- Prompt
Figure out how many lines of the material below contain the word "wird". Answer with the number only.

[Dataset rows]
··········

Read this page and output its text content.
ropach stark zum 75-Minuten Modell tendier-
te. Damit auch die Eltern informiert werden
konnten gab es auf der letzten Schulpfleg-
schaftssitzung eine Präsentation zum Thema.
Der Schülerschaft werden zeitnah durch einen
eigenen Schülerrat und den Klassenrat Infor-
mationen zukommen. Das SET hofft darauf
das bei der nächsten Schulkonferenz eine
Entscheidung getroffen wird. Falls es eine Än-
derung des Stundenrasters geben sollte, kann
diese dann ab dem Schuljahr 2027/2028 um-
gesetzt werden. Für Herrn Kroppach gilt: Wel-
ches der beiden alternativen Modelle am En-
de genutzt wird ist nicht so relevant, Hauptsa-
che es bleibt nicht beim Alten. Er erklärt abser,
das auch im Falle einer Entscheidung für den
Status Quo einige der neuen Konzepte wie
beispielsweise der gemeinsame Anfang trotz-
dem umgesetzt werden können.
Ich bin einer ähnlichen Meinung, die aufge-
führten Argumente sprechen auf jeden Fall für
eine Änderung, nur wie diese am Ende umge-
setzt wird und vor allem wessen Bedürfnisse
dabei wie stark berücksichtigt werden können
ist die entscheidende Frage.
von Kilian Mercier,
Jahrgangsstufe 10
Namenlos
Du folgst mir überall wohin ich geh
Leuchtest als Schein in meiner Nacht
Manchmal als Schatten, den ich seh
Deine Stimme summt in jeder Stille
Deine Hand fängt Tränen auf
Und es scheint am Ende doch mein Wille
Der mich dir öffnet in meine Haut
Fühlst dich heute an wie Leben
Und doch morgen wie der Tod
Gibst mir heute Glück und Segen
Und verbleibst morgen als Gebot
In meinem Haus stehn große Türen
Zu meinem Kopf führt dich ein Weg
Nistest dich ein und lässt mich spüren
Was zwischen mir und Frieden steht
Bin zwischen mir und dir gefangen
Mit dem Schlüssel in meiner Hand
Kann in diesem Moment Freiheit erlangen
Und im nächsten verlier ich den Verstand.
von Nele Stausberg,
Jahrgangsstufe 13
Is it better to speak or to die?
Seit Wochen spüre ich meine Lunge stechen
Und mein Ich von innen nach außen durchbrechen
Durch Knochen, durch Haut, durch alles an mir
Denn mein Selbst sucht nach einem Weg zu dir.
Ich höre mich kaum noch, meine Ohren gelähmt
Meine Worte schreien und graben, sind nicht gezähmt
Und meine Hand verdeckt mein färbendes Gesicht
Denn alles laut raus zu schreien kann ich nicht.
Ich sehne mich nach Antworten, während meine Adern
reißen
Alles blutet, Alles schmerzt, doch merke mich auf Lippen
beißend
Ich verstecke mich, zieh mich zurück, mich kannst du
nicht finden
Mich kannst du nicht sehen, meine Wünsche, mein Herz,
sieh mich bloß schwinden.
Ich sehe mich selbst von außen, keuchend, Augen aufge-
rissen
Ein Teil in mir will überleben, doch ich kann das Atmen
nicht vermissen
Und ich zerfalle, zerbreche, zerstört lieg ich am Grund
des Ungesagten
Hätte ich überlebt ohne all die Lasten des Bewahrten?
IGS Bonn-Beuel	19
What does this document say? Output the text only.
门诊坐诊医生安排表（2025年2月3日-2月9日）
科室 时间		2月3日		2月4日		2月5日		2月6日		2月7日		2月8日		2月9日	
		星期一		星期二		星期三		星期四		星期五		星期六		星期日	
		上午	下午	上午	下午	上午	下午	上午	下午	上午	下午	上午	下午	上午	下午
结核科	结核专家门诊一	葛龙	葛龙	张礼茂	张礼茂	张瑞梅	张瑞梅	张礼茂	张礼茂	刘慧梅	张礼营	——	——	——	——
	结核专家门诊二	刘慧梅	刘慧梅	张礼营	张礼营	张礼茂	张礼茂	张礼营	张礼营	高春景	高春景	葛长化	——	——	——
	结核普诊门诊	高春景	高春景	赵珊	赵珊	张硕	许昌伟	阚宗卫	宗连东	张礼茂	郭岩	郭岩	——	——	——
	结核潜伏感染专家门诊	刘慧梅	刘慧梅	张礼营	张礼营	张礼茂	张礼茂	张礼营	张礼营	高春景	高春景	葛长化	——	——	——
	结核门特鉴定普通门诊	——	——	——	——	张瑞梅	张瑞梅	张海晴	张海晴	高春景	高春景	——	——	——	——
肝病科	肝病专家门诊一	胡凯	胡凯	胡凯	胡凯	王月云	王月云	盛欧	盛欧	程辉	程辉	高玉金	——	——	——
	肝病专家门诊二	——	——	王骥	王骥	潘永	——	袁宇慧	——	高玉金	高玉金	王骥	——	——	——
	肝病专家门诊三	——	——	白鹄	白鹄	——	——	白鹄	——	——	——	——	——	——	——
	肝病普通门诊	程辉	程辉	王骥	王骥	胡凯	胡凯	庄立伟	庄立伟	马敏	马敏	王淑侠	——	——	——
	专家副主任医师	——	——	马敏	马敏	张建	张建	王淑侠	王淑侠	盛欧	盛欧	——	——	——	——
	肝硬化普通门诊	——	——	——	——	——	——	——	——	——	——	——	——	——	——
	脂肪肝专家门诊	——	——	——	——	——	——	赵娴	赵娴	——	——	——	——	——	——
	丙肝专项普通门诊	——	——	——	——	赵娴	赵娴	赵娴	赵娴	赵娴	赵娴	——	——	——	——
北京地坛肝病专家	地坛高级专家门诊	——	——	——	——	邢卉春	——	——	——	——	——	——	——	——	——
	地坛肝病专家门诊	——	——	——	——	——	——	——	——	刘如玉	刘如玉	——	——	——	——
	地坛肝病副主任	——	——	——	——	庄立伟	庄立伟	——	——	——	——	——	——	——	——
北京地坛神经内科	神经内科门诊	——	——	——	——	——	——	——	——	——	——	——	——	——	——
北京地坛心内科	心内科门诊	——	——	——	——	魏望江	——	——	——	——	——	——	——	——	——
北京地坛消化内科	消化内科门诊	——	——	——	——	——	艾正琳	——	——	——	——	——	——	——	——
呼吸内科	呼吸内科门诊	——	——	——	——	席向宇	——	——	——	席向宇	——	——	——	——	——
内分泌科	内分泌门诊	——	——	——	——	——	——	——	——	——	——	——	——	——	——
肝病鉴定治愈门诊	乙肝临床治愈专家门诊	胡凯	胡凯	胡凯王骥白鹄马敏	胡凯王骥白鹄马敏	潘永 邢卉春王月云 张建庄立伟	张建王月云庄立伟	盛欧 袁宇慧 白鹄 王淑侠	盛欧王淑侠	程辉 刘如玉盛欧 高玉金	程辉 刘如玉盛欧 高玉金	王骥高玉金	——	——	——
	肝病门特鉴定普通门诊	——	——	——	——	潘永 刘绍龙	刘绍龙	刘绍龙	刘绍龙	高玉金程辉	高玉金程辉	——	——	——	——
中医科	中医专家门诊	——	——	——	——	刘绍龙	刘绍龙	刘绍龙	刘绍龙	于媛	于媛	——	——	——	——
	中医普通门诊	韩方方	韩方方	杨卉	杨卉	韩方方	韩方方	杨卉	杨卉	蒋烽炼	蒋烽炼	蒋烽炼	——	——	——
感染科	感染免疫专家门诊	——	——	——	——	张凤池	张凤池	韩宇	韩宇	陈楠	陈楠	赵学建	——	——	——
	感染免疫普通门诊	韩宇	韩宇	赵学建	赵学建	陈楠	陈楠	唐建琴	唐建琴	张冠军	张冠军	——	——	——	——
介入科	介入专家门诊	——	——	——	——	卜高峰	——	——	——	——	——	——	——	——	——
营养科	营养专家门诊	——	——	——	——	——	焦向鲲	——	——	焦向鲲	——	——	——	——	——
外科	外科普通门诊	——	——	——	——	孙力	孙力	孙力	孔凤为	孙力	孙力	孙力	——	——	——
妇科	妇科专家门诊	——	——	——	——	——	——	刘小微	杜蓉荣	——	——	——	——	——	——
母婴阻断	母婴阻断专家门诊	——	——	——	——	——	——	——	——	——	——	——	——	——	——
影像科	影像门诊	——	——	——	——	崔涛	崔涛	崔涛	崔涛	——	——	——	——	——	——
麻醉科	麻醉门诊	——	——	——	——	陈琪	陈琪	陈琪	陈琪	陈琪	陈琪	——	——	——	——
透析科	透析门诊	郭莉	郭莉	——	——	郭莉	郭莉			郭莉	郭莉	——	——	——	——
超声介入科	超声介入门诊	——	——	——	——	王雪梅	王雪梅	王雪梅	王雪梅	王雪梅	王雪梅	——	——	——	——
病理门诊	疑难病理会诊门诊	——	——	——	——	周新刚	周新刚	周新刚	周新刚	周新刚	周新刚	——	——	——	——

··········

- Worked solution
3